◆ **Short task**: Select the lines below containing the word "nPUBLIC".

Dataset listings of figures
####

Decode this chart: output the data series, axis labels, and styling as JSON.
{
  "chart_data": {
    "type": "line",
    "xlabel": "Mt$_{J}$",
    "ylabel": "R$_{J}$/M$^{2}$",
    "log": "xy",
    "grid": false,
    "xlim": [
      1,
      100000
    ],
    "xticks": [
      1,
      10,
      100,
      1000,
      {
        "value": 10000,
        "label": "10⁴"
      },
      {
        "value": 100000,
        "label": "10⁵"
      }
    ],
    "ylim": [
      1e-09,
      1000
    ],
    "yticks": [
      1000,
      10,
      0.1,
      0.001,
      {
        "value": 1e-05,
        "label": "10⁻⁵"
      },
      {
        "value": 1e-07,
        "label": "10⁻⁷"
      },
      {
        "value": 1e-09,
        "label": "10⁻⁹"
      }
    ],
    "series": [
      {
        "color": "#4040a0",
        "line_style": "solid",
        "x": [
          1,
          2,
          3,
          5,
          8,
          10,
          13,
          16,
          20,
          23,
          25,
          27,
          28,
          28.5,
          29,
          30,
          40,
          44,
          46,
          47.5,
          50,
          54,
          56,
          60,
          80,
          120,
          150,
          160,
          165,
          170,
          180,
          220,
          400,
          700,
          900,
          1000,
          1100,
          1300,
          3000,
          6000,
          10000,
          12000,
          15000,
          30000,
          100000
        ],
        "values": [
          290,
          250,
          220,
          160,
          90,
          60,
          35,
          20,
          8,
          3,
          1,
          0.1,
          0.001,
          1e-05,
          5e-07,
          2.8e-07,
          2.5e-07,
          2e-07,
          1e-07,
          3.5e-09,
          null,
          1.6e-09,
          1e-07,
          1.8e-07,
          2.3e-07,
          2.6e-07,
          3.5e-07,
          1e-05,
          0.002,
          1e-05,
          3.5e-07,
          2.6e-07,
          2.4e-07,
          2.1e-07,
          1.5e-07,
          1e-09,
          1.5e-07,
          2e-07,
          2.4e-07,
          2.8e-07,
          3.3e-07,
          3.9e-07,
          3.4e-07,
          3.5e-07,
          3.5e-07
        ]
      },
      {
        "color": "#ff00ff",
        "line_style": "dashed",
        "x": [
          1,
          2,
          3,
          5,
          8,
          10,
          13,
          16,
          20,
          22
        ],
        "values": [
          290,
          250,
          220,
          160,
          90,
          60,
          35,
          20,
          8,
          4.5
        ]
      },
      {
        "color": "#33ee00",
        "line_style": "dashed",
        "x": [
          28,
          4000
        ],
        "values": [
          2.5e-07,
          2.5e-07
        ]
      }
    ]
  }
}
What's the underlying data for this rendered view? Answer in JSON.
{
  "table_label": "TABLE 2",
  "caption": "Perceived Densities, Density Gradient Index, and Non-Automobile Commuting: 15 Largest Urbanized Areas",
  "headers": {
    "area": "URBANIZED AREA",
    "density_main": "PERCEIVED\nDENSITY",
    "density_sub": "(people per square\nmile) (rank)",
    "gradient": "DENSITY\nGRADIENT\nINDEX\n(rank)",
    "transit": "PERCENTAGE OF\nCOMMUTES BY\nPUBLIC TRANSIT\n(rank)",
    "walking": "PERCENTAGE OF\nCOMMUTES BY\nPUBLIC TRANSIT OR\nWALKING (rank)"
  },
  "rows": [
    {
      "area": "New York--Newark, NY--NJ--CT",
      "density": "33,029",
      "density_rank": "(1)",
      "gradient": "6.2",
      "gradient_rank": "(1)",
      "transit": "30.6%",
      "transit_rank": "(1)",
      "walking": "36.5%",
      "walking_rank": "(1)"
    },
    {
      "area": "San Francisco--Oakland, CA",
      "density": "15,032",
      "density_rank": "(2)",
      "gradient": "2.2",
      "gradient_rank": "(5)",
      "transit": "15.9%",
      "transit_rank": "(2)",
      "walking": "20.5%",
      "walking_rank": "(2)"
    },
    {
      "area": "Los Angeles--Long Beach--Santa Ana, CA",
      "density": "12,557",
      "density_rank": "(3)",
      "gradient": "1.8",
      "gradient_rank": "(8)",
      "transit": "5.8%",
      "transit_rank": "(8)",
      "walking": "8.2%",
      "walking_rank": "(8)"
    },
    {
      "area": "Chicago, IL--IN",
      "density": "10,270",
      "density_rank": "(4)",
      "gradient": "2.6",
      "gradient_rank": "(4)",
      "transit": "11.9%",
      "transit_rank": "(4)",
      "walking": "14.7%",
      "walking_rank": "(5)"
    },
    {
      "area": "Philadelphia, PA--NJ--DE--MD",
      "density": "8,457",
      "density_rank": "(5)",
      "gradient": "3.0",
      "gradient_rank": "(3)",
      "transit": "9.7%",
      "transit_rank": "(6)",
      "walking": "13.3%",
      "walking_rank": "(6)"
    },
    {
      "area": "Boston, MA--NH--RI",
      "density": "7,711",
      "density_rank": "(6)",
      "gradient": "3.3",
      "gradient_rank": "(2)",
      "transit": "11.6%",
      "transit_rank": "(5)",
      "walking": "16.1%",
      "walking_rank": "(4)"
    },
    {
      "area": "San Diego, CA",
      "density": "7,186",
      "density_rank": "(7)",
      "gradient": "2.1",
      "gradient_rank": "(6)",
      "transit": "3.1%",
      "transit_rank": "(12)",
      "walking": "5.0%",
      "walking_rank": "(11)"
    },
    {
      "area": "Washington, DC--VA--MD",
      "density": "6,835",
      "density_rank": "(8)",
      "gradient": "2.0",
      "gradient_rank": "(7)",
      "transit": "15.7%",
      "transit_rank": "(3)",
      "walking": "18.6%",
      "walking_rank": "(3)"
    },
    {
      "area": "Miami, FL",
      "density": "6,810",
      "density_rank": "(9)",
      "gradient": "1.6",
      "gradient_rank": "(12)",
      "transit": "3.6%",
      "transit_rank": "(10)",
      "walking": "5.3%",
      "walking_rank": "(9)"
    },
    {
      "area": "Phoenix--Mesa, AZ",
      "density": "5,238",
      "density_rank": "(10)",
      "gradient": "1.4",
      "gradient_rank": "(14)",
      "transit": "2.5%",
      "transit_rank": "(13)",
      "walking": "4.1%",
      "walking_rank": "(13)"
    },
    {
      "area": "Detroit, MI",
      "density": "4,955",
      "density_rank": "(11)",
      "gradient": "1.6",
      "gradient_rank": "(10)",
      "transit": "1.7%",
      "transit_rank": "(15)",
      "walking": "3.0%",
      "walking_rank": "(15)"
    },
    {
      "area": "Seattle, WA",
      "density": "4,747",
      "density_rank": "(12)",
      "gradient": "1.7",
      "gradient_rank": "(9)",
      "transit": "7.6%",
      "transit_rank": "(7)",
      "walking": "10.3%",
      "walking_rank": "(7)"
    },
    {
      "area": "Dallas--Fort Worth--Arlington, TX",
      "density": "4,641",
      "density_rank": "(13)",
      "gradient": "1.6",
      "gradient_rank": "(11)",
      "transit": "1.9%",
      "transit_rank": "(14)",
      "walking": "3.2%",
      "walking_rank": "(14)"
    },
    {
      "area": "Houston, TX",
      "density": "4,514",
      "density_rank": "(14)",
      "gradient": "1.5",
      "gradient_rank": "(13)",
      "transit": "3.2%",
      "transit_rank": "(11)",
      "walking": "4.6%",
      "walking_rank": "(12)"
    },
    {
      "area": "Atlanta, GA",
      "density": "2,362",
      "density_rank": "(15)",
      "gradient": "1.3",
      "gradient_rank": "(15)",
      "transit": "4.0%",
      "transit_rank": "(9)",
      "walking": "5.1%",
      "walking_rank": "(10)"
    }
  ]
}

####

◆ **Answer in full**:
    "transit": "PERCENTAGE OF\nCOMMUTES BY\nPUBLIC TRANSIT\n(rank)",
    "walking": "PERCENTAGE OF\nCOMMUTES BY\nPUBLIC TRANSIT OR\nWALKING (rank)"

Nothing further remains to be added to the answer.